Dataset entries on figures:
════════

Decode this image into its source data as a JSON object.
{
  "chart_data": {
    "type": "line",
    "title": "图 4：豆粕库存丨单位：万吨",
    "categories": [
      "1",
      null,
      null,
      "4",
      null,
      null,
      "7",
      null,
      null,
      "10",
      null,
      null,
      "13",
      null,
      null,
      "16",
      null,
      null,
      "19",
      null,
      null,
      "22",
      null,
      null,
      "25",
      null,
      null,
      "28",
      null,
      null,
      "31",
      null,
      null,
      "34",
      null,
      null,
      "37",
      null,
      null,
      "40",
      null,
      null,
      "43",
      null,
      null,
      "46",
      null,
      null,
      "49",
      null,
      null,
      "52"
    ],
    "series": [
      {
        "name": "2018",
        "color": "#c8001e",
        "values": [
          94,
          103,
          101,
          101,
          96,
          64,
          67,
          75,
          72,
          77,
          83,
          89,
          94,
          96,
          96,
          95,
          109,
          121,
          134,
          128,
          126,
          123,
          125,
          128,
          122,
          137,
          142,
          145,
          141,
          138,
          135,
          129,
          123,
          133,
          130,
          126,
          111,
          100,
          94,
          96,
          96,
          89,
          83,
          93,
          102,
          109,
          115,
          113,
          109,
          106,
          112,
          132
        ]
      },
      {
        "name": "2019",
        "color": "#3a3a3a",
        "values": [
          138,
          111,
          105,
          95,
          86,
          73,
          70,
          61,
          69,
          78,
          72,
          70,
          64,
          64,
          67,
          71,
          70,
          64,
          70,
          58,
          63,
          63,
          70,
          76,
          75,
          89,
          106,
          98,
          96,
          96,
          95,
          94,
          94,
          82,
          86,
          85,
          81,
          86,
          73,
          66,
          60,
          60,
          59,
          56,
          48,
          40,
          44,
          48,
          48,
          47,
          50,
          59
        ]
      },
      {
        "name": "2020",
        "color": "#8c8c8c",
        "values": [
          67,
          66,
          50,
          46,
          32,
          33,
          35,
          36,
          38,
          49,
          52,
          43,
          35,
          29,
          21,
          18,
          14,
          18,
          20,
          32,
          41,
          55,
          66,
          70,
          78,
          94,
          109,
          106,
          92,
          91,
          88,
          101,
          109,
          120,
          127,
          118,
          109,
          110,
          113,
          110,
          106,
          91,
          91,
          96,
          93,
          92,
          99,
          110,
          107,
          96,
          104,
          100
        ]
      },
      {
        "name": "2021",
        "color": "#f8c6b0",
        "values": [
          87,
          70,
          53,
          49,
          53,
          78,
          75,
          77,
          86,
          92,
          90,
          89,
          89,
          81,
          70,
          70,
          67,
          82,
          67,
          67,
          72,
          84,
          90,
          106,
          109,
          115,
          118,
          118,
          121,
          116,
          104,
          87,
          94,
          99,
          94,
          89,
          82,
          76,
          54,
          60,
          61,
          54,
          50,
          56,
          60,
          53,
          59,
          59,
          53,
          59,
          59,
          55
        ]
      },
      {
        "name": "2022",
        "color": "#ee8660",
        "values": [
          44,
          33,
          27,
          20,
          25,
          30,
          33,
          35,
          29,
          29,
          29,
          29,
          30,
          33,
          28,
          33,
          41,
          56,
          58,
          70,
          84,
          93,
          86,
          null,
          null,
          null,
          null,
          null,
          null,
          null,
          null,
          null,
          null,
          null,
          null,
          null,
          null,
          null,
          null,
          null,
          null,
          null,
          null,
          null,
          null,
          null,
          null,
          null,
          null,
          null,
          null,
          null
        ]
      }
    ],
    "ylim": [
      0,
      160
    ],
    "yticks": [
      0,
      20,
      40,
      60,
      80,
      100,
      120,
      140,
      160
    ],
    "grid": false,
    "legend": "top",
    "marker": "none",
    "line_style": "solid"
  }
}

════════

[What to do]: Select every line of the material above holding the word "color" and copy it.

[In response]:
        "color": "#c8001e",
        "color": "#3a3a3a",
        "color": "#8c8c8c",
        "color": "#f8c6b0",
        "color": "#ee8660",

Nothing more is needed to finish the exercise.